Set exercise → Output each line exactly as it appears, skipping any embedded picture.

==== Provided material ====

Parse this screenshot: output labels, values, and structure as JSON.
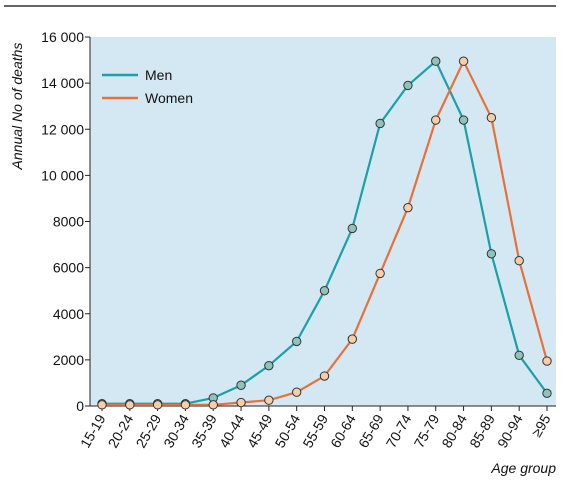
{
  "chart_data": {
    "type": "line",
    "xlabel": "Age group",
    "ylabel": "Annual No of deaths",
    "ylim": [
      0,
      16000
    ],
    "yticks": [
      0,
      2000,
      4000,
      6000,
      8000,
      10000,
      12000,
      14000,
      16000
    ],
    "ytick_labels": [
      "0",
      "2000",
      "4000",
      "6000",
      "8000",
      "10 000",
      "12 000",
      "14 000",
      "16 000"
    ],
    "categories": [
      "15-19",
      "20-24",
      "25-29",
      "30-34",
      "35-39",
      "40-44",
      "45-49",
      "50-54",
      "55-59",
      "60-64",
      "65-69",
      "70-74",
      "75-79",
      "80-84",
      "85-89",
      "90-94",
      "≥95"
    ],
    "grid": false,
    "legend_position": "top-left",
    "colors": {
      "background": "#d4e8f3",
      "axis": "#222222",
      "top_rule": "#333333"
    },
    "series": [
      {
        "name": "Men",
        "color": "#1aa0a6",
        "marker_fill": "#8fc2b8",
        "values": [
          100,
          100,
          100,
          100,
          350,
          900,
          1750,
          2800,
          5000,
          7700,
          12250,
          13900,
          14950,
          12400,
          6600,
          2200,
          550
        ]
      },
      {
        "name": "Women",
        "color": "#e8703a",
        "marker_fill": "#f6cfa9",
        "values": [
          50,
          50,
          50,
          50,
          50,
          150,
          250,
          600,
          1300,
          2900,
          5750,
          8600,
          12400,
          14950,
          12500,
          6300,
          1950
        ]
      }
    ]
  }
}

====

Result →
Parse this screenshot: output labels, values, and structure as JSON.
{
  "chart_data": {
    "type": "line",
    "xlabel": "Age group",
    "ylabel": "Annual No of deaths",
    "ylim": [
      0,
      16000
    ],
    "yticks": [
      0,
      2000,
      4000,
      6000,
      8000,
      10000,
      12000,
      14000,
      16000
    ],
    "ytick_labels": [
      "0",
      "2000",
      "4000",
      "6000",
      "8000",
      "10 000",
      "12 000",
      "14 000",
      "16 000"
    ],
    "categories": [
      "15-19",
      "20-24",
      "25-29",
      "30-34",
      "35-39",
      "40-44",
      "45-49",
      "50-54",
      "55-59",
      "60-64",
      "65-69",
      "70-74",
      "75-79",
      "80-84",
      "85-89",
      "90-94",
      "≥95"
    ],
    "grid": false,
    "legend_position": "top-left",
    "colors": {
      "background": "#d4e8f3",
      "axis": "#222222",
      "top_rule": "#333333"
    },
    "series": [
      {
        "name": "Men",
        "color": "#1aa0a6",
        "marker_fill": "#8fc2b8",
        "values": [
          100,
          100,
          100,
          100,
          350,
          900,
          1750,
          2800,
          5000,
          7700,
          12250,
          13900,
          14950,
          12400,
          6600,
          2200,
          550
        ]
      },
      {
        "name": "Women",
        "color": "#e8703a",
        "marker_fill": "#f6cfa9",
        "values": [
          50,
          50,
          50,
          50,
          50,
          150,
          250,
          600,
          1300,
          2900,
          5750,
          8600,
          12400,
          14950,
          12500,
          6300,
          1950
        ]
      }
    ]
  }
}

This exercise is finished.